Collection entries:
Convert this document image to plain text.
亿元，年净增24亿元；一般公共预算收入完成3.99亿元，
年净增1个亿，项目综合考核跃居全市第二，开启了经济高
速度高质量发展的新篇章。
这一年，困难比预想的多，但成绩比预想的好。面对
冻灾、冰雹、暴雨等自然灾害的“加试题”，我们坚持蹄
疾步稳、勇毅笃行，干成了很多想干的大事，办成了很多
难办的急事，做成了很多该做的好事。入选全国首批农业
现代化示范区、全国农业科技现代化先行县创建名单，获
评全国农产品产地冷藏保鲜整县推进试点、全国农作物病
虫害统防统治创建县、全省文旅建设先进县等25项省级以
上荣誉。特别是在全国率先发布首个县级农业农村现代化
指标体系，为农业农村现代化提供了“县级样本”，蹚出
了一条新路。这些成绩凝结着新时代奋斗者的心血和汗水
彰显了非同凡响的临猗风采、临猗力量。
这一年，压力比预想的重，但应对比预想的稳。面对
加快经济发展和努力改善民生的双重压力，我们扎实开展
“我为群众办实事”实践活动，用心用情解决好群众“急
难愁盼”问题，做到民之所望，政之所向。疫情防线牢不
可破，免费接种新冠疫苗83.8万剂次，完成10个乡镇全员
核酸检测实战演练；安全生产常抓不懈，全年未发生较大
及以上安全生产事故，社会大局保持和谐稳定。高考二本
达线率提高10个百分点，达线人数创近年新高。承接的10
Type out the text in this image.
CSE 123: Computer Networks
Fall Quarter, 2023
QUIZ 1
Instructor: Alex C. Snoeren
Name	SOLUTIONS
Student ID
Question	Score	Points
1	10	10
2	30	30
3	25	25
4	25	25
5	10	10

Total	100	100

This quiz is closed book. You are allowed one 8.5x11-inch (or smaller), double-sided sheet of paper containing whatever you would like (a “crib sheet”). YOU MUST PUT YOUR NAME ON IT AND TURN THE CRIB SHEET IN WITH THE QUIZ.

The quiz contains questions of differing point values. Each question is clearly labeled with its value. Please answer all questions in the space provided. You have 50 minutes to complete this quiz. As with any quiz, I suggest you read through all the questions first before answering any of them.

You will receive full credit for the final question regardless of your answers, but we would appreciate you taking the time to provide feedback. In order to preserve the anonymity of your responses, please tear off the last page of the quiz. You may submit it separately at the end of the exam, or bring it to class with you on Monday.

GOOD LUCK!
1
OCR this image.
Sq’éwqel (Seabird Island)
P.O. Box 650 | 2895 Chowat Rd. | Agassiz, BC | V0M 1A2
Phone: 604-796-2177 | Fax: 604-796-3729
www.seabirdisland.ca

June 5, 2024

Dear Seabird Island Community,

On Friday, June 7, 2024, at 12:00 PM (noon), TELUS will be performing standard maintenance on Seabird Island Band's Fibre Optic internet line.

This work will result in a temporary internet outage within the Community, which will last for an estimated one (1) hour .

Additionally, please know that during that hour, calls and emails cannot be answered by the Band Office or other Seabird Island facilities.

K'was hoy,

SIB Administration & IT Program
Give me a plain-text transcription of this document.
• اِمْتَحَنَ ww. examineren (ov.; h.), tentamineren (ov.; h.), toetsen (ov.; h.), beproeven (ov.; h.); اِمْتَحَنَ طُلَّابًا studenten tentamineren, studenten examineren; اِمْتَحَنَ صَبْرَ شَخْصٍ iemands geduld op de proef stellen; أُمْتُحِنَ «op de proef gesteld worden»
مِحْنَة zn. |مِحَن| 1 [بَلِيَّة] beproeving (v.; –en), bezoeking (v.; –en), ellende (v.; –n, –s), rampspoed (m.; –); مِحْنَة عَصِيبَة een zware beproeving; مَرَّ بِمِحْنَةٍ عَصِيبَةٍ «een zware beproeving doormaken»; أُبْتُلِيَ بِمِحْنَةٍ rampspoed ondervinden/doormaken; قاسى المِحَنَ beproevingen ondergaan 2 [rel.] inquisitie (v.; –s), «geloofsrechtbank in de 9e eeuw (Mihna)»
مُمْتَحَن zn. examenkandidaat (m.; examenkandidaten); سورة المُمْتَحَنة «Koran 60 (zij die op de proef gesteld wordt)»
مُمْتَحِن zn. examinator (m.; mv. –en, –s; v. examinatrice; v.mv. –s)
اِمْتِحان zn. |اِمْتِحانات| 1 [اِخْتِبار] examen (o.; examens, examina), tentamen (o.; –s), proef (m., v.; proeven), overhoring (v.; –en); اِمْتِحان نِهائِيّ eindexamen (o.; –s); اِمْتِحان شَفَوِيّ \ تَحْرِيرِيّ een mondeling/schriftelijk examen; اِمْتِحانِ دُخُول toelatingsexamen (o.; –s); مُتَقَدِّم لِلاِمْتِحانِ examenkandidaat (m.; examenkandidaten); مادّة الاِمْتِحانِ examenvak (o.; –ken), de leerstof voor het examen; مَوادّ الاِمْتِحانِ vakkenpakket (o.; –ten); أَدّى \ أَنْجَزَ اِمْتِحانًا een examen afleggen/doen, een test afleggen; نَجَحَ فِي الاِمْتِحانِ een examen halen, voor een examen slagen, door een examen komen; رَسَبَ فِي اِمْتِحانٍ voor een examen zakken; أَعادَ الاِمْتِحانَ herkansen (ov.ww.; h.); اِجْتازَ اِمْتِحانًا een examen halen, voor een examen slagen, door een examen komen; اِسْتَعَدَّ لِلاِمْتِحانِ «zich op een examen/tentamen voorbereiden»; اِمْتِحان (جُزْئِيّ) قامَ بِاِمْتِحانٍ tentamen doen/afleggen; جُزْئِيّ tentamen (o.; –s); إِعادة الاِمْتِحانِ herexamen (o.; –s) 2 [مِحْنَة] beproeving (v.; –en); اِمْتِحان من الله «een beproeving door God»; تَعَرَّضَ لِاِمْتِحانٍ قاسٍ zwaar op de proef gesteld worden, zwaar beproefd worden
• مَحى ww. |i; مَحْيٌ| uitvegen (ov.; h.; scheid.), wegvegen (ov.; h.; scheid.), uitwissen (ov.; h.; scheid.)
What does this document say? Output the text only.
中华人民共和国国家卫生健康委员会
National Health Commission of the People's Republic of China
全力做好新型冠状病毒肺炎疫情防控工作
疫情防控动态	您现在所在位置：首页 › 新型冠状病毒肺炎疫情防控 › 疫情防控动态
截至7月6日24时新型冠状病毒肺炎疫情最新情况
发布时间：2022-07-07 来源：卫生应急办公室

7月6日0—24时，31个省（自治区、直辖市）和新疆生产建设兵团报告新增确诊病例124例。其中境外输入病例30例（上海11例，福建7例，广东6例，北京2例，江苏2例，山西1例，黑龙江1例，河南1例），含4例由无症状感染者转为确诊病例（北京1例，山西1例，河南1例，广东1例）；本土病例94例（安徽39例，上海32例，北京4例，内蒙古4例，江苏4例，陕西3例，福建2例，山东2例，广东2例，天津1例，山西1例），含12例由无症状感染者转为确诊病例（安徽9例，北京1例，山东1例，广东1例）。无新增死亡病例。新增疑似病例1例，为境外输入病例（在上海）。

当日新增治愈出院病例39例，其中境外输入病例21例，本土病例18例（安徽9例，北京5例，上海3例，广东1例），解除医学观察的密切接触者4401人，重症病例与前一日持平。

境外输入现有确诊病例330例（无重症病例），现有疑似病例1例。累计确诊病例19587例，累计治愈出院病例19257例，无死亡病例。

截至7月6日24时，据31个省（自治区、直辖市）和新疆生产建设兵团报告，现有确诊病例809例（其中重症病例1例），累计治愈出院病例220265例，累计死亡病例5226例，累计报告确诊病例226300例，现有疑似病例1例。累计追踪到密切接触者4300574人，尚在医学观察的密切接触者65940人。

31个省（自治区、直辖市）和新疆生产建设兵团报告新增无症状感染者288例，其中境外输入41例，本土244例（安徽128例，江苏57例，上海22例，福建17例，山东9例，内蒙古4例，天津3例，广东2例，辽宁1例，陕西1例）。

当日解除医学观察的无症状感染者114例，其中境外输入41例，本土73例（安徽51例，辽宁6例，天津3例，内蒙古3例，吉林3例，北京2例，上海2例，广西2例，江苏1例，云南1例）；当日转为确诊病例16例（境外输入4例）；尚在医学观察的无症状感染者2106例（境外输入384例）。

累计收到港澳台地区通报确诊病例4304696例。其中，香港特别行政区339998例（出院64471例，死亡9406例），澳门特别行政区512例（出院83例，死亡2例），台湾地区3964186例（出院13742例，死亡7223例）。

**Exercise description**
Lines from the records above that hold "last" are the ones to list.

**Output**
You will receive full credit for the final question regardless of your answers, but we would appreciate you taking the time to provide feedback. In order to preserve the anonymity of your responses, please tear off the last page of the quiz. You may submit it separately at the end of the exam, or bring it to class with you on Monday.
This work will result in a temporary internet outage within the Community, which will last for an estimated one (1) hour .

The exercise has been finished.